WHAT NEEDS TO BE DONE: Continue the Spring bean scope tutorial, starting after its final sentence.

TEXT PASSAGE:
▶
Tutorials

Spring Bean Scope


Bean Singleton Scope


Spring provides us with facility to define scope of the beans.

We can define scope using XML configuration file or using annotation. 

Here we will focus on XML based scope declaration. Annotation based [@Scope("ScopeType")] will be explained in the respective section of this Spring tutorial.

 

Spring lets us define one of the following scopes for a bean:

  1. Singleton scope
  2. Prototype scope
  3. Session scope
  4. Request scope

Last two scopes (session and request) are applicable for web based application.

 

In this chapter of the spring tutorial, we will focus on just singleton scope.

 

Spring Singleton Scope

All the beans created in spring bean application context are by default singleton.

It means if you don't declare scope yourself for a bean it will be treated as singleton scope spring bean.

 

A bean declared with scope as singleton will return one instance of the bean definition per spring container.

This means that no matter how many times a given bean is injected into other beans, it will always be the same instance that will get injected.

Declaring a bean as singleton is pretty simple in XML configuration file.
<bean id="..." class="..." scope="singleton">
</bean>

Spring Singleton Example

Given below is an example of Singleton scope.

  • A bean mukeshBean is declared with scope singleton for class Student.java
  • A student sets his detail using set property.
  • Now the student can use this detail to fill up different kind of form objects as singleton bean will return same details that he/she filled up.

Similarly, other student can create their bean object and use it in similar manner.
◀
DATASET EXCERPTS:
▶
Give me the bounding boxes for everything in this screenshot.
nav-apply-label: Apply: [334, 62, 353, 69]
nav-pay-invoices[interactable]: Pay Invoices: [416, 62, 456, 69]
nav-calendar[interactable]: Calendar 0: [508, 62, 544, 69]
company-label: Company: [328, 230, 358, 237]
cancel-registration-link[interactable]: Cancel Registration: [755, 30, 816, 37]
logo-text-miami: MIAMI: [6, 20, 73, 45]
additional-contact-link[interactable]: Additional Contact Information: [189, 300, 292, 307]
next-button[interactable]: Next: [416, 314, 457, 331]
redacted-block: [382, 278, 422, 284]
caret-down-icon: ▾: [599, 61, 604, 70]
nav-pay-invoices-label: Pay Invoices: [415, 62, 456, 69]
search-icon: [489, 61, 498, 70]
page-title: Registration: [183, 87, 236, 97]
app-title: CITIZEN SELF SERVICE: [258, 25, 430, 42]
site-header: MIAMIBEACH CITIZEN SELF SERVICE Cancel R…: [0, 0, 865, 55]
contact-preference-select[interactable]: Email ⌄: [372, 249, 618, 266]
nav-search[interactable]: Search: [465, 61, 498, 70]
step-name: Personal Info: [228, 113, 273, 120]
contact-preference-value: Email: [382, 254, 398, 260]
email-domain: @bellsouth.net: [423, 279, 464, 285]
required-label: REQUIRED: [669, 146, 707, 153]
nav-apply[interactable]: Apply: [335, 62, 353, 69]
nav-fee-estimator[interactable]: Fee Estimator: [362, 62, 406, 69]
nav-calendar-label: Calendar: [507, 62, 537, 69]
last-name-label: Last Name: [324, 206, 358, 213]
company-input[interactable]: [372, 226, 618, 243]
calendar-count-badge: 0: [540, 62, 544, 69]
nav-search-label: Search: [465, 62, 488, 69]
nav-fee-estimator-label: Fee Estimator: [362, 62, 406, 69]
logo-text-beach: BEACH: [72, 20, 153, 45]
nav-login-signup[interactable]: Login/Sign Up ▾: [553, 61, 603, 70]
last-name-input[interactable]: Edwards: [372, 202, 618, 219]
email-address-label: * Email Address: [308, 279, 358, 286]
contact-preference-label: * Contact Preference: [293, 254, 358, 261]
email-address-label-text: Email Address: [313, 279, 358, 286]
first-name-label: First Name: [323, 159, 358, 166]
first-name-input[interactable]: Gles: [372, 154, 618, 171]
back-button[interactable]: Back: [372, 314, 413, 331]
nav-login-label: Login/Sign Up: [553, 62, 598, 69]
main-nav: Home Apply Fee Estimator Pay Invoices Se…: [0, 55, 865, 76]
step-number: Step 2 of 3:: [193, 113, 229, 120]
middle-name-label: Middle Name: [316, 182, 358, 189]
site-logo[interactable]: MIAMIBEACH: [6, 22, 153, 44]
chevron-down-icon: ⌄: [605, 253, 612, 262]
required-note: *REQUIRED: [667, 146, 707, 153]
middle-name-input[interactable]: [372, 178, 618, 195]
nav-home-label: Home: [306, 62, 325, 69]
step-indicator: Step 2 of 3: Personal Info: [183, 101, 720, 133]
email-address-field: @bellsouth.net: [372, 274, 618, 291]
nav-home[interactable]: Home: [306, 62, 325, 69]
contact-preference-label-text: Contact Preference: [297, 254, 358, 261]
◀
RESULT BELOW:
In this example, we are showing how a student Mukesh Tripathi uses singleton scope.

Java POJO - Student.java

public class Student {
	private String name;
	private String stream;
	
	public String getName() {
		return name;
	}

	public void setName(String name) {
		this.name = name;
	}

	public String getStream() {
		return stream;
	}

	public void setStream(String stream) {
		this.stream = stream;
	}
}

XML Configuration

<?xml version="1.0" encoding="UTF-8"?>  
<beans  
    xmlns="http://www.springframework.org/schema/beans"  
    xmlns:xsi="http://www.w3.org/2001/XMLSchema-instance"  
    xmlns:p="http://www.springframework.org/schema/p"  
    xsi:schemaLocation="http://www.springframework.org/schema/beans  
               http://www.springframework.org/schema/beans/spring-beans-3.0.xsd">  


<bean id="mukeshBean" class="Student" scope="singleton">  

</bean>

</beans>

Test Class

import org.springframework.context.ApplicationContext;
import org.springframework.context.support.ClassPathXmlApplicationContext;

public class TestSpringClass {

	public static void main(String[] args) {		
		
		ApplicationContext context = new ClassPathXmlApplicationContext("appContext.xml");
		
		Student student = (Student) context.getBean("mukeshBean");
		student.setName("Mukesh Tripathi");
		student.setStream("Electronics and Communication");
		
		Student studentForm = (Student) context.getBean("mukeshBean");
		
		System.out.println("::Get Form details::");
		System.out.println(studentForm.getName() +" "+studentForm.getStream());
	}

}

OUTPUT

::Get Form details::
Mukesh Tripathi Electronics and Communication
 
Did you notice that studentForm object is returned with same instance that was set for student object?
Now if you just change the scope to prototype in the applicationContext.xml file and run the same code again, you will get following output:
::Get Form details::
null null
 
We will study more in details about prototype scope in next chapter of this spring tutorial.